[Actions to take]:
**a)** Reproduce the passage of the Avatar paper proposal starting at "Bibliography" and ending at "world of Pandora).".
**b)** Write the next part of the Avatar paper proposal, picking up after its final sentence.

[Excerpt]:

##############################

Paper Proposal: Diving into Avatar

I’ve decided that for my paper I’m going to do Option A and dive deeper into the world of Avatar because I don’t think one short screening report did the film justice. I’ve always been fascinated by the film and the themes it presented ever since I saw it when it came out. I think that James Cameron has a deep connection with nature and wants his audience to have the same type of connection. One of my authors quoting Cameron as saying, “Avatar asks us all to be warriors of the Earth”. My argument will be centered around some of the same things that I discussed in my blog post; the connection between the Na’vi and Native Americans, the oil war and the connection to militarism, the social sarcasm of “unobtanium”, and the general connection to nature that is constantly presented in the film. My thesis will be centered on this idea: “In this paper I will discuss how in the film Avatar it encourages people to become more active in taking care of the world they live by developing a better connection with the Earth”. I know that I want to argue that the film definitely has had an impact on the way people treat the environment and is another step in awareness.

Bibliography

Holtmeier, Matthew. “Post-Pandoran Depression Or Na’vi Sympathy: Avatar, Affect, And Audience Reception.” Journal For The Study Of Religion, Nature & Culture 4.4 (2010): 414-424. Academic Search Premier. Web. 24 July 2013.

This academic article discusses James Cameron’s comment that “Avatar asks us all to be warriors of the Earth”. The author gives two types of reactions to the film; “Na’vi Sympathy” (change in movie goers worldview) and “Post-Pandoran Depression” (desire for unreal “techno-spiritual” world of Pandora).

##############################

[Entries supplied]:

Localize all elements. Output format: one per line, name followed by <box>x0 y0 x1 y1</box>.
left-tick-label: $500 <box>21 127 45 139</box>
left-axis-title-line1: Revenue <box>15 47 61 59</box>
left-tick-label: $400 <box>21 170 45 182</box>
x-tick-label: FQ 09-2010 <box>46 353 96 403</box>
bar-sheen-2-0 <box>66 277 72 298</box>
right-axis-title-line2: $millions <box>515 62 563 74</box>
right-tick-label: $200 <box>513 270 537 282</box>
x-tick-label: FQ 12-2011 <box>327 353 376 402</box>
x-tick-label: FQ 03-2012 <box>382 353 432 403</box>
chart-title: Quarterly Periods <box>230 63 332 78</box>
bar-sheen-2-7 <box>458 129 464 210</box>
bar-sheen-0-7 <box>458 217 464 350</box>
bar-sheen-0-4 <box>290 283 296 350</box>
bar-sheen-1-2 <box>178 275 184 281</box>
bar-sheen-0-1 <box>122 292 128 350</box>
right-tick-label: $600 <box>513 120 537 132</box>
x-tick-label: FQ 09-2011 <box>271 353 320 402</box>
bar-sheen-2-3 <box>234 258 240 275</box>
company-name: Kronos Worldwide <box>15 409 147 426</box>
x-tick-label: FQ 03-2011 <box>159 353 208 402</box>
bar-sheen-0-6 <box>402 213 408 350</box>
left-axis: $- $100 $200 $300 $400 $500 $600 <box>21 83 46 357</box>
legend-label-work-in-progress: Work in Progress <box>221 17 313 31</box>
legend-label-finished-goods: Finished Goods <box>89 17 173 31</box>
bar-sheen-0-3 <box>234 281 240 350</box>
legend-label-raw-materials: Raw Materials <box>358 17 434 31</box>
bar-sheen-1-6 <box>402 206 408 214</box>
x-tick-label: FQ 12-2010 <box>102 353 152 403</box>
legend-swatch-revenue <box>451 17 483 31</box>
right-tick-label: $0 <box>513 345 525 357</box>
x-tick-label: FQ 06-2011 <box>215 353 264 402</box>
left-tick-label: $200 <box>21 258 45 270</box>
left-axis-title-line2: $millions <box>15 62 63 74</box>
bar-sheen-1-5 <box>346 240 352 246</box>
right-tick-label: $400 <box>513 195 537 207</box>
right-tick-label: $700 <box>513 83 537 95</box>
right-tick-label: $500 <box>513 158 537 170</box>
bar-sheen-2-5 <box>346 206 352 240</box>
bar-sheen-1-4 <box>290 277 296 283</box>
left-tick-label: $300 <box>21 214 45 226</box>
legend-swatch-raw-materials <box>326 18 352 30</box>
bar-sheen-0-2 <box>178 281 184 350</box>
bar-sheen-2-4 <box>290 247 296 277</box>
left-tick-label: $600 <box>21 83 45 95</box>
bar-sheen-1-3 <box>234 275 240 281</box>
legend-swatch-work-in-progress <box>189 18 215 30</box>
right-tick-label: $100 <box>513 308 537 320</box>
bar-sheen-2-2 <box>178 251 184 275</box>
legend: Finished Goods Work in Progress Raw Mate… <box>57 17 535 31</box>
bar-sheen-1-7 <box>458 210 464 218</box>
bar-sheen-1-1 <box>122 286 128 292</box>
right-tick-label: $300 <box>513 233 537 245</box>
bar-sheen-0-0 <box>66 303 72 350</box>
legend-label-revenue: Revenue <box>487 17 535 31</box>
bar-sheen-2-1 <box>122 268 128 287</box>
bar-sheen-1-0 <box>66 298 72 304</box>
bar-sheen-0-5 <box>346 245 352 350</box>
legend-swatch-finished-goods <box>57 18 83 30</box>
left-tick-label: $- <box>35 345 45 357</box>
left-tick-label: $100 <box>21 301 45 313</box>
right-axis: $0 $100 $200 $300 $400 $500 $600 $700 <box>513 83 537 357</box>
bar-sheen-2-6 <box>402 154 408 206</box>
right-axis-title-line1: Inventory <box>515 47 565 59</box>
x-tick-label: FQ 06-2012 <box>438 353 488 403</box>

##############################

[Answers for this exercise]:
**a)**
Bibliography

Holtmeier, Matthew. “Post-Pandoran Depression Or Na’vi Sympathy: Avatar, Affect, And Audience Reception.” Journal For The Study Of Religion, Nature & Culture 4.4 (2010): 414-424. Academic Search Premier. Web. 24 July 2013.

This academic article discusses James Cameron’s comment that “Avatar asks us all to be warriors of the Earth”. The author gives two types of reactions to the film; “Na’vi Sympathy” (change in movie goers worldview) and “Post-Pandoran Depression” (desire for unreal “techno-spiritual” world of Pandora).

**b)**
Istoft, Britt. “Avatar Fandom As Nature-Religious Expression?.” Journal For The Study Of Religion, Nature & Culture 4.4 (2010): 394-413. Academic Search Premier. Web. 24 July 2013.

This is an article where the author did a study by looking into the fan base of Avatar to see if the film really had an impact on their environmental practices. I will use this article to argue that the film has had an impact based on what the author has discovered.

Scheide, Frank1. “Frederick Jackson Turner’s “Frontier Thesis”, Avatar (2009), And The Representation Of Native Americans In Hollywood Film.” International Journal Of The Arts In Society 5.6 (2011): 197-210. Art Full Text (H.W. Wilson). Web. 24 July 2013.

I will use this article to connect the Na’vi and the Native Amercians. This author argues that Avatar is a great film to use when displaying the “Hollywood Native American” and did better than films like Pocahontas or Dances with Wolves.

Taylor, Bron, and Adrian Ivakhiv. “Opening Pandora’s Film.” Journal For The Study Of Religion, Nature & Culture 4.4 (2010): 384-393. Academic Search Premier. Web. 24 July 2013.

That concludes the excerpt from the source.